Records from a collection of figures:
+---+
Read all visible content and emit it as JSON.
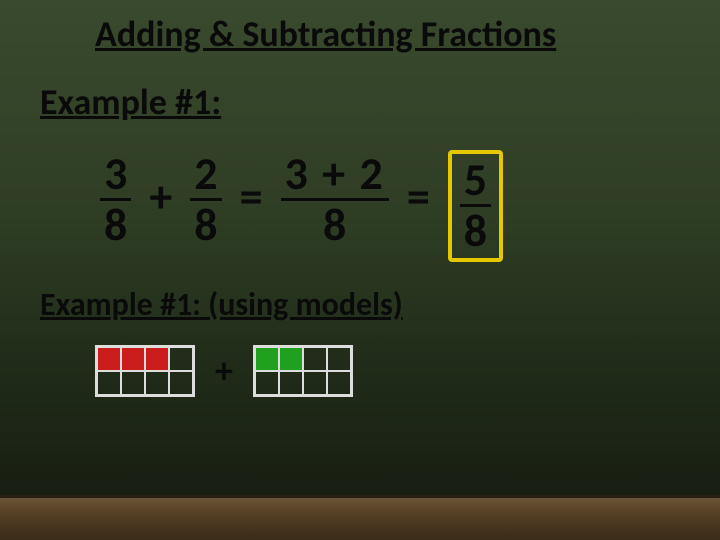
{
  "title": "Adding & Subtracting Fractions",
  "example1_label": "Example #1:",
  "equation": {
    "frac1": {
      "num": "3",
      "den": "8"
    },
    "op1": "+",
    "frac2": {
      "num": "2",
      "den": "8"
    },
    "eq1": "=",
    "middle": {
      "num": "3 + 2",
      "den": "8"
    },
    "eq2": "=",
    "answer": {
      "num": "5",
      "den": "8"
    }
  },
  "models_label": "Example #1: (using models)",
  "models": {
    "grid1": {
      "cols": 4,
      "rows": 2,
      "filled_count": 3,
      "fill_color": "#cc1d1d",
      "empty_color": "transparent",
      "border_color": "#dddddd"
    },
    "op": "+",
    "grid2": {
      "cols": 4,
      "rows": 2,
      "filled_count": 2,
      "fill_color": "#1fa01f",
      "empty_color": "transparent",
      "border_color": "#dddddd"
    }
  },
  "styling": {
    "title_fontsize": 36,
    "equation_fontsize": 46,
    "models_label_fontsize": 32,
    "text_color": "#0a0a0a",
    "answer_box_color": "#e6c800",
    "background_gradient": [
      "#3a4a2e",
      "#2e3d24",
      "#1f2a18",
      "#151a10"
    ],
    "frame_color": "#5a4428"
  }
}
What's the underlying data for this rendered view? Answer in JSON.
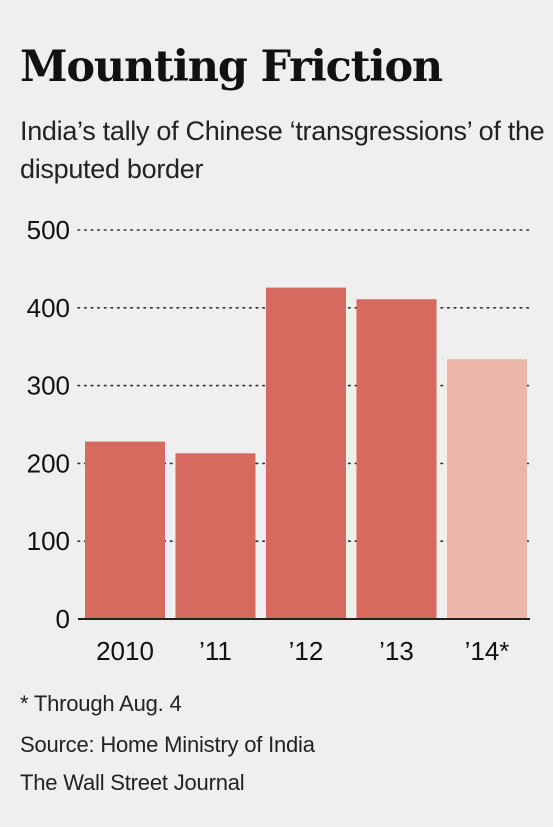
{
  "title": "Mounting Friction",
  "subtitle": "India’s tally of Chinese ‘transgressions’ of the disputed border",
  "chart_data": {
    "type": "bar",
    "title": "Mounting Friction",
    "subtitle": "India’s tally of Chinese ‘transgressions’ of the disputed border",
    "categories": [
      "2010",
      "’11",
      "’12",
      "’13",
      "’14*"
    ],
    "values": [
      228,
      213,
      426,
      411,
      334
    ],
    "bar_colors": [
      "#d66a5e",
      "#d66a5e",
      "#d66a5e",
      "#d66a5e",
      "#ebb5a7"
    ],
    "xlabel": "",
    "ylabel": "",
    "ylim": [
      0,
      500
    ],
    "yticks": [
      0,
      100,
      200,
      300,
      400,
      500
    ],
    "grid": "dotted horizontal",
    "legend": "none"
  },
  "footnotes": {
    "note": "* Through Aug. 4",
    "source": "Source: Home Ministry of India",
    "credit": "The Wall Street Journal"
  },
  "colors": {
    "background": "#efefef",
    "bar": "#d66a5e",
    "bar_partial": "#ebb5a7",
    "text": "#111111",
    "gridline": "#333333"
  }
}
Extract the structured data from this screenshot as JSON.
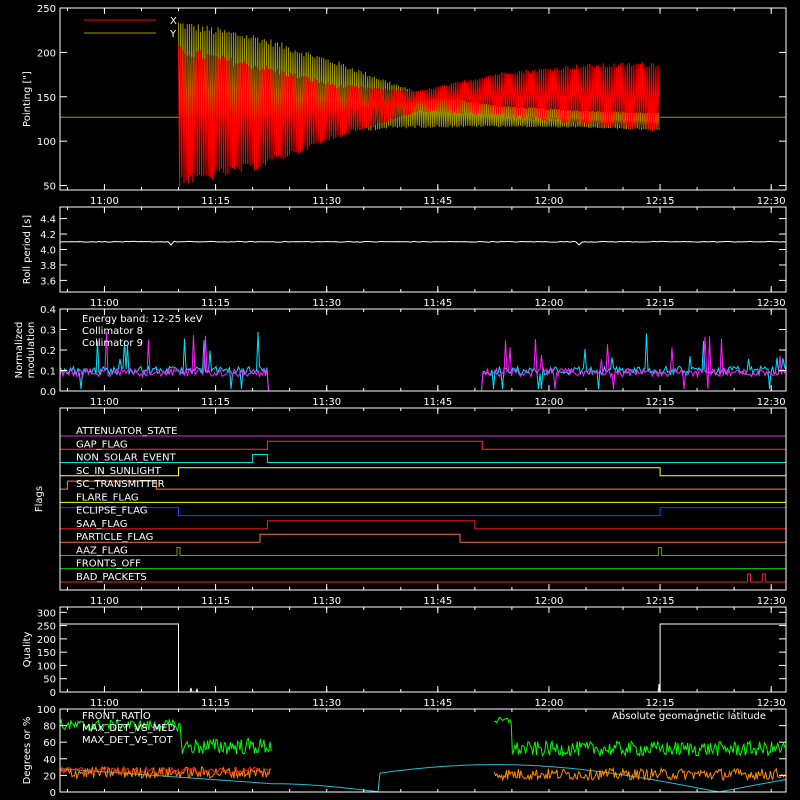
{
  "chart_data": [
    {
      "type": "line",
      "ylabel": "Pointing [\"]",
      "ylim": [
        45,
        250
      ],
      "yticks": [
        50,
        100,
        150,
        200,
        250
      ],
      "xticks": [
        "11:00",
        "11:15",
        "11:30",
        "11:45",
        "12:00",
        "12:15",
        "12:30"
      ],
      "legend_position": "top-left",
      "series": [
        {
          "name": "X",
          "color": "#ff0000",
          "active_center": [
            128,
            128,
            134,
            145,
            153,
            152,
            150
          ],
          "active_amplitude": [
            80,
            60,
            30,
            12,
            25,
            35,
            40
          ]
        },
        {
          "name": "Y",
          "color": "#a09a00",
          "active_center": [
            165,
            160,
            150,
            135,
            128,
            125,
            122
          ],
          "active_amplitude": [
            72,
            60,
            40,
            20,
            12,
            10,
            10
          ]
        }
      ],
      "baseline_value": 127,
      "active_range": [
        "11:10",
        "12:15"
      ]
    },
    {
      "type": "line",
      "ylabel": "Roll period [s]",
      "ylim": [
        3.45,
        4.55
      ],
      "yticks": [
        3.6,
        3.8,
        4.0,
        4.2,
        4.4
      ],
      "xticks": [
        "11:00",
        "11:15",
        "11:30",
        "11:45",
        "12:00",
        "12:15",
        "12:30"
      ],
      "series": [
        {
          "color": "#ffffff",
          "value": 4.1
        }
      ]
    },
    {
      "type": "line",
      "ylabel_line1": "Normalized",
      "ylabel_line2": "modulation",
      "ylim": [
        0.0,
        0.4
      ],
      "yticks": [
        0.0,
        0.1,
        0.2,
        0.3,
        0.4
      ],
      "xticks": [
        "11:00",
        "11:15",
        "11:30",
        "11:45",
        "12:00",
        "12:15",
        "12:30"
      ],
      "annotation": "Energy band: 12-25 keV",
      "series": [
        {
          "name": "Collimator 8",
          "color": "#00e0ff",
          "level": 0.1
        },
        {
          "name": "Collimator 9",
          "color": "#ff20ff",
          "level": 0.09
        }
      ],
      "gap_range": [
        "11:22",
        "11:51"
      ]
    },
    {
      "type": "line",
      "ylabel": "Flags",
      "xticks": [
        "11:00",
        "11:15",
        "11:30",
        "11:45",
        "12:00",
        "12:15",
        "12:30"
      ],
      "flags": [
        {
          "name": "ATTENUATOR_STATE",
          "color": "#cc33cc",
          "steps": []
        },
        {
          "name": "GAP_FLAG",
          "color": "#ff3030",
          "steps": [
            [
              "11:22",
              "11:51"
            ]
          ]
        },
        {
          "name": "NON_SOLAR_EVENT",
          "color": "#00e0e0",
          "steps": [
            [
              "11:20",
              "11:22"
            ]
          ]
        },
        {
          "name": "SC_IN_SUNLIGHT",
          "color": "#ffff40",
          "steps": [
            [
              "11:10",
              "12:15"
            ]
          ]
        },
        {
          "name": "SC_TRANSMITTER",
          "color": "#ff8040",
          "steps": [
            [
              "10:55",
              "11:07"
            ]
          ]
        },
        {
          "name": "FLARE_FLAG",
          "color": "#ffff00",
          "steps": []
        },
        {
          "name": "ECLIPSE_FLAG",
          "color": "#2040ff",
          "steps": [
            [
              "10:54",
              "11:10"
            ],
            [
              "12:15",
              "12:32"
            ]
          ]
        },
        {
          "name": "SAA_FLAG",
          "color": "#ff2020",
          "steps": [
            [
              "11:22",
              "11:50"
            ]
          ]
        },
        {
          "name": "PARTICLE_FLAG",
          "color": "#ff7030",
          "steps": [
            [
              "11:21",
              "11:48"
            ]
          ]
        },
        {
          "name": "AAZ_FLAG",
          "color": "#909000",
          "steps": [
            [
              "11:10",
              "11:10"
            ],
            [
              "12:15",
              "12:15"
            ]
          ]
        },
        {
          "name": "FRONTS_OFF",
          "color": "#20e020",
          "steps": []
        },
        {
          "name": "BAD_PACKETS",
          "color": "#ff2020",
          "steps": [
            [
              "12:27",
              "12:27"
            ],
            [
              "12:29",
              "12:29"
            ]
          ]
        }
      ]
    },
    {
      "type": "line",
      "ylabel": "Quality",
      "ylim": [
        0,
        320
      ],
      "yticks": [
        0,
        50,
        100,
        150,
        200,
        250,
        300
      ],
      "xticks": [
        "11:00",
        "11:15",
        "11:30",
        "11:45",
        "12:00",
        "12:15",
        "12:30"
      ],
      "series": [
        {
          "color": "#ffffff",
          "high_value": 256,
          "high_ranges": [
            [
              "10:54",
              "11:10"
            ],
            [
              "12:15",
              "12:32"
            ]
          ]
        }
      ]
    },
    {
      "type": "line",
      "ylabel": "Degrees or %",
      "ylim": [
        0,
        100
      ],
      "yticks": [
        0,
        20,
        40,
        60,
        80,
        100
      ],
      "series": [
        {
          "name": "FRONT_RATIO",
          "color": "#00ff00"
        },
        {
          "name": "MAX_DET_VS_MED",
          "color": "#ff2020"
        },
        {
          "name": "MAX_DET_VS_TOT",
          "color": "#ff8c00"
        },
        {
          "name": "Absolute geomagnetic latitude",
          "color": "#20c0d0"
        }
      ]
    }
  ]
}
+---+
- **Exercise details**:
Look above for every line with the word "subtitle" and copy it.

- **Solution for this task**:
  "subtitle": "India’s tally of Chinese ‘transgressions’ of the disputed border",
    "subtitle": "India’s tally of Chinese ‘transgressions’ of the disputed border",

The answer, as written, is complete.